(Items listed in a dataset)

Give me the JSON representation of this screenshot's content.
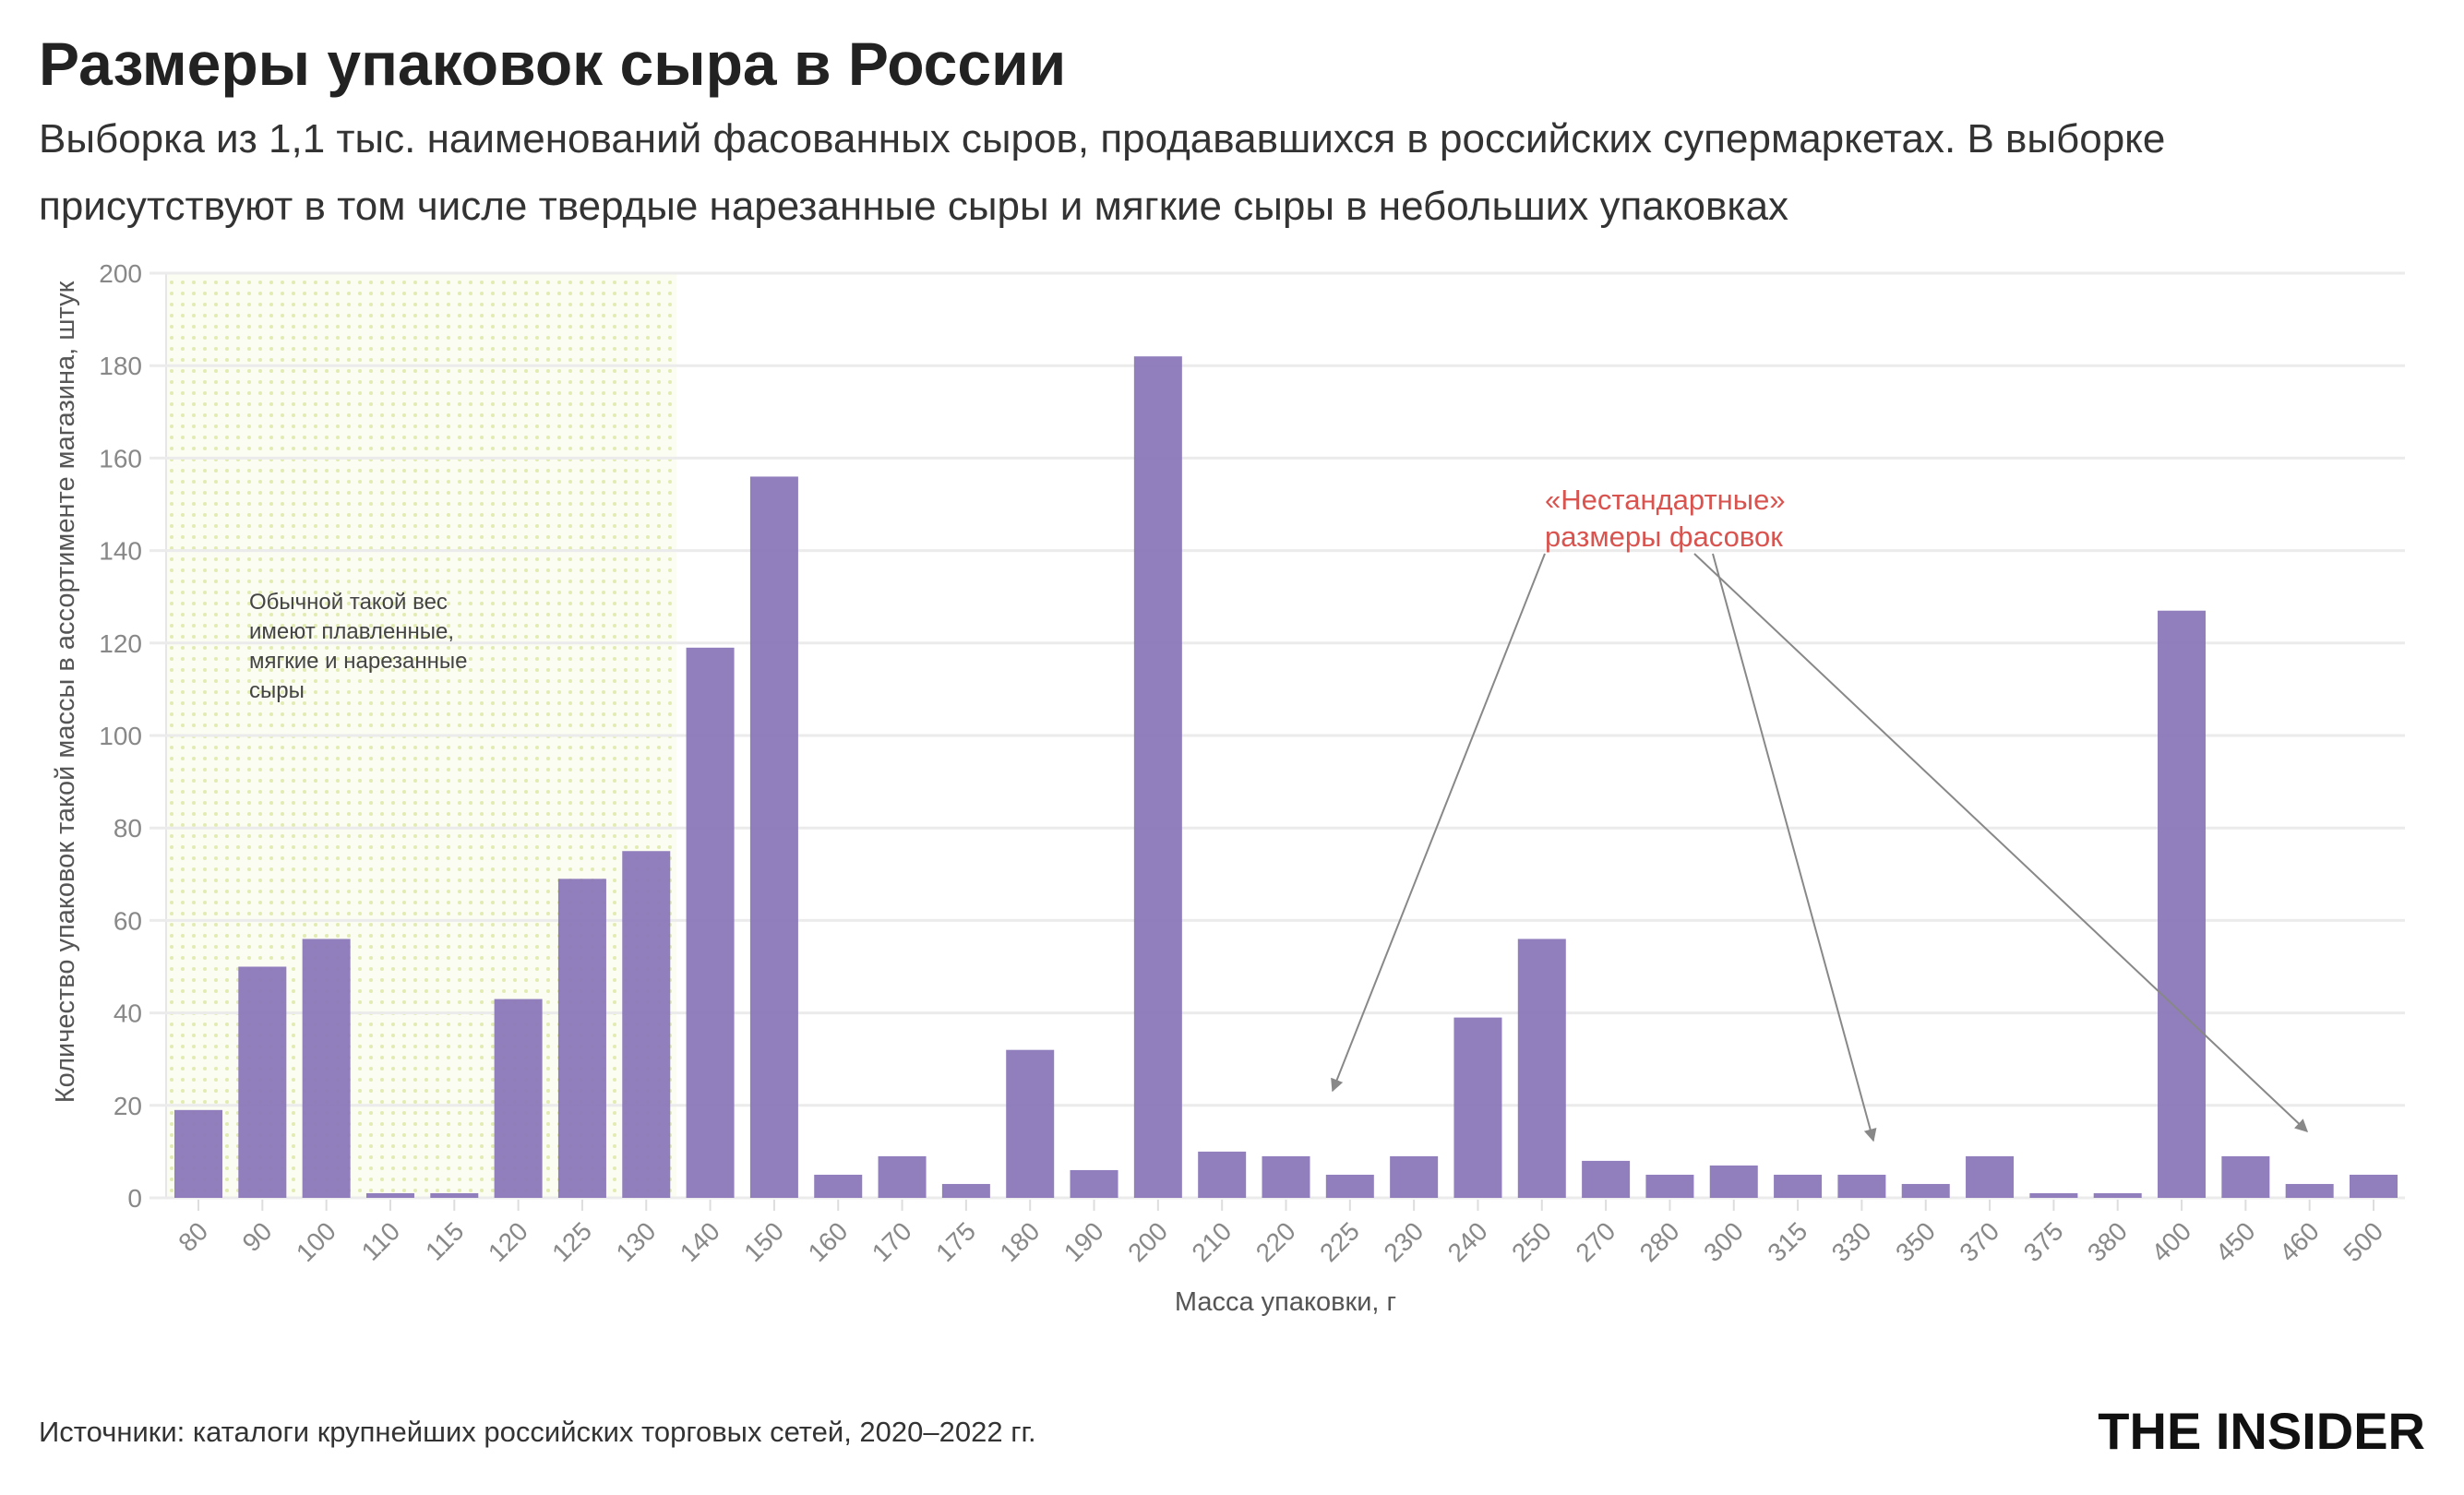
{
  "chart_data": {
    "type": "bar",
    "title": "Размеры упаковок сыра в России",
    "subtitle": [
      "Выборка из 1,1 тыс. наименований фасованных сыров, продававшихся в российских супермаркетах. В выборке",
      "присутствуют в том числе твердые нарезанные сыры и мягкие сыры в небольших упаковках"
    ],
    "xlabel": "Масса упаковки, г",
    "ylabel": "Количество упаковок такой массы в ассортименте магазина, штук",
    "ylim": [
      0,
      200
    ],
    "yticks": [
      0,
      20,
      40,
      60,
      80,
      100,
      120,
      140,
      160,
      180,
      200
    ],
    "grid": true,
    "categories": [
      "80",
      "90",
      "100",
      "110",
      "115",
      "120",
      "125",
      "130",
      "140",
      "150",
      "160",
      "170",
      "175",
      "180",
      "190",
      "200",
      "210",
      "220",
      "225",
      "230",
      "240",
      "250",
      "270",
      "280",
      "300",
      "315",
      "330",
      "350",
      "370",
      "375",
      "380",
      "400",
      "450",
      "460",
      "500"
    ],
    "values": [
      19,
      50,
      56,
      1,
      1,
      43,
      69,
      75,
      119,
      156,
      5,
      9,
      3,
      32,
      6,
      182,
      10,
      9,
      5,
      9,
      39,
      56,
      8,
      5,
      7,
      5,
      5,
      3,
      9,
      1,
      1,
      127,
      9,
      3,
      5
    ],
    "highlight_range": [
      "80",
      "130"
    ],
    "annotations": {
      "shaded_note": [
        "Обычной такой вес",
        "имеют плавленные,",
        "мягкие и нарезанные",
        "сыры"
      ],
      "nonstandard": [
        "«Нестандартные»",
        "размеры фасовок"
      ],
      "nonstandard_targets": [
        "225",
        "330",
        "460"
      ]
    },
    "colors": {
      "bar": "#8b78b9",
      "highlight": "#e8eec0",
      "annotation": "#d9534f",
      "grid": "#ebebeb"
    }
  },
  "footer": {
    "source": "Источники: каталоги крупнейших российских торговых сетей, 2020–2022 гг.",
    "logo": "THE INSIDER"
  }
}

▶ Your goal: Print out every entry above without changing a word, and leave out the pictures.

▶ The output:
Give me the JSON representation of this screenshot's content.
{
  "chart_data": {
    "type": "bar",
    "title": "Размеры упаковок сыра в России",
    "subtitle": [
      "Выборка из 1,1 тыс. наименований фасованных сыров, продававшихся в российских супермаркетах. В выборке",
      "присутствуют в том числе твердые нарезанные сыры и мягкие сыры в небольших упаковках"
    ],
    "xlabel": "Масса упаковки, г",
    "ylabel": "Количество упаковок такой массы в ассортименте магазина, штук",
    "ylim": [
      0,
      200
    ],
    "yticks": [
      0,
      20,
      40,
      60,
      80,
      100,
      120,
      140,
      160,
      180,
      200
    ],
    "grid": true,
    "categories": [
      "80",
      "90",
      "100",
      "110",
      "115",
      "120",
      "125",
      "130",
      "140",
      "150",
      "160",
      "170",
      "175",
      "180",
      "190",
      "200",
      "210",
      "220",
      "225",
      "230",
      "240",
      "250",
      "270",
      "280",
      "300",
      "315",
      "330",
      "350",
      "370",
      "375",
      "380",
      "400",
      "450",
      "460",
      "500"
    ],
    "values": [
      19,
      50,
      56,
      1,
      1,
      43,
      69,
      75,
      119,
      156,
      5,
      9,
      3,
      32,
      6,
      182,
      10,
      9,
      5,
      9,
      39,
      56,
      8,
      5,
      7,
      5,
      5,
      3,
      9,
      1,
      1,
      127,
      9,
      3,
      5
    ],
    "highlight_range": [
      "80",
      "130"
    ],
    "annotations": {
      "shaded_note": [
        "Обычной такой вес",
        "имеют плавленные,",
        "мягкие и нарезанные",
        "сыры"
      ],
      "nonstandard": [
        "«Нестандартные»",
        "размеры фасовок"
      ],
      "nonstandard_targets": [
        "225",
        "330",
        "460"
      ]
    },
    "colors": {
      "bar": "#8b78b9",
      "highlight": "#e8eec0",
      "annotation": "#d9534f",
      "grid": "#ebebeb"
    }
  },
  "footer": {
    "source": "Источники: каталоги крупнейших российских торговых сетей, 2020–2022 гг.",
    "logo": "THE INSIDER"
  }
}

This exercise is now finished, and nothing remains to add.